Dataset excerpts>
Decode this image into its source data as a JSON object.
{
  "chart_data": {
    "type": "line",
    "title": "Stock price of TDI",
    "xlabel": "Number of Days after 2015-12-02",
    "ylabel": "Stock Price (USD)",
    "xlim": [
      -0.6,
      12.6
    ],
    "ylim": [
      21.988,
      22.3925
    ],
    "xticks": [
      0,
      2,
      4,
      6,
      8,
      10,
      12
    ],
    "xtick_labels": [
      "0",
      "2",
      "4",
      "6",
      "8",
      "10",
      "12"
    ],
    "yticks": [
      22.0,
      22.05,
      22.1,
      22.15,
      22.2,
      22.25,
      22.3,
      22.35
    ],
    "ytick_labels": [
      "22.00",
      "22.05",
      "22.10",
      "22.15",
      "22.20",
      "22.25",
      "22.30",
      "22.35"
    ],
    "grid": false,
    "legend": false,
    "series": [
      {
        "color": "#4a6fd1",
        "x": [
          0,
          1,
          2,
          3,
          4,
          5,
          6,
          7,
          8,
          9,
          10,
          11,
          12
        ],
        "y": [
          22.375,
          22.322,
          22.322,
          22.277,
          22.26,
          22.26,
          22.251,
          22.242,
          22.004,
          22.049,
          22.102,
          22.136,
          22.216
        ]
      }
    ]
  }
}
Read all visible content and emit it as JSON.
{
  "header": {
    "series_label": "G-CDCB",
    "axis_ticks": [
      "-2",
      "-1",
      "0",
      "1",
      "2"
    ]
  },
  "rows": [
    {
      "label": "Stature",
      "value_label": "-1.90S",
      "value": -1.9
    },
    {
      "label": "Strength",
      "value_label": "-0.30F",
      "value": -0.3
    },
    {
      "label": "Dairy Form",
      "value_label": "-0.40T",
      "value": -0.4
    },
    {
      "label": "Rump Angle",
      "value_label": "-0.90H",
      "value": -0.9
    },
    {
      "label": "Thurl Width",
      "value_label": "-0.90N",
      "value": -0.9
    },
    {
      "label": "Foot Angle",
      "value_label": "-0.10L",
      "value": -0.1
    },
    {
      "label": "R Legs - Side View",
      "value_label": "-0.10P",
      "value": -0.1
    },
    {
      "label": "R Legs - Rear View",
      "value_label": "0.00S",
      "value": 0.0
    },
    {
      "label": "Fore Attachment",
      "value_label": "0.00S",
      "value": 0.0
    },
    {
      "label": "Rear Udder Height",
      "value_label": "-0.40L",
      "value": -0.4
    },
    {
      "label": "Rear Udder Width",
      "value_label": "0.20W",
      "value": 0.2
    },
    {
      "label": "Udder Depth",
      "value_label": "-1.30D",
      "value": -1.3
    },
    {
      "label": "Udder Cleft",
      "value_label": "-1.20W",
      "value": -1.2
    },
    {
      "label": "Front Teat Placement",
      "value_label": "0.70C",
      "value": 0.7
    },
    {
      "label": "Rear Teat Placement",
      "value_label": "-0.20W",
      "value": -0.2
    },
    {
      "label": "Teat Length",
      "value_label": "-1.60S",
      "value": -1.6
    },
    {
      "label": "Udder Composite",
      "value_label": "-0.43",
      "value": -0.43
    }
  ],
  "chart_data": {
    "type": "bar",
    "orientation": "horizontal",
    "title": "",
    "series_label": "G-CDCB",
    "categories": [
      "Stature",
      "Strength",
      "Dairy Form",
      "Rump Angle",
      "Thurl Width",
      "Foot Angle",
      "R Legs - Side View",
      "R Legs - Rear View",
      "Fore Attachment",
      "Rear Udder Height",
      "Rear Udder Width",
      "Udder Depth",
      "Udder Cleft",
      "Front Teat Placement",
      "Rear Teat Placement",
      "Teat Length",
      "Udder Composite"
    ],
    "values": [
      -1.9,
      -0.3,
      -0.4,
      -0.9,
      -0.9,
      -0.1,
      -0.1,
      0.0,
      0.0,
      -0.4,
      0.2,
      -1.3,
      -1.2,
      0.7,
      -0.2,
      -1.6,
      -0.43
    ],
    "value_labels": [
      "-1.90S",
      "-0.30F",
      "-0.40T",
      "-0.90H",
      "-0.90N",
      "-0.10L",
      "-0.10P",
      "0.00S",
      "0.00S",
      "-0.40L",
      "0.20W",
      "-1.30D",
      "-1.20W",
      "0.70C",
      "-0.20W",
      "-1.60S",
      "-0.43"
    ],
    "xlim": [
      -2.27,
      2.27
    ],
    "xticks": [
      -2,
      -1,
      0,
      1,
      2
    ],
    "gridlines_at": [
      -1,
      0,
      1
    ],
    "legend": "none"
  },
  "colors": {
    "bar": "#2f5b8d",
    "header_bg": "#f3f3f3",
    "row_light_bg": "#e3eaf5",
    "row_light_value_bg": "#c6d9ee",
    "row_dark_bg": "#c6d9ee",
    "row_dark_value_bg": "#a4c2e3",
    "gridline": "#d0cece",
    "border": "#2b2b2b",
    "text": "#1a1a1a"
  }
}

Exercise instructions> Which lines in the listing above hold the word "Placement"? Show each of them.

Reply>
      "label": "Front Teat Placement",
      "label": "Rear Teat Placement",
      "Front Teat Placement",
      "Rear Teat Placement",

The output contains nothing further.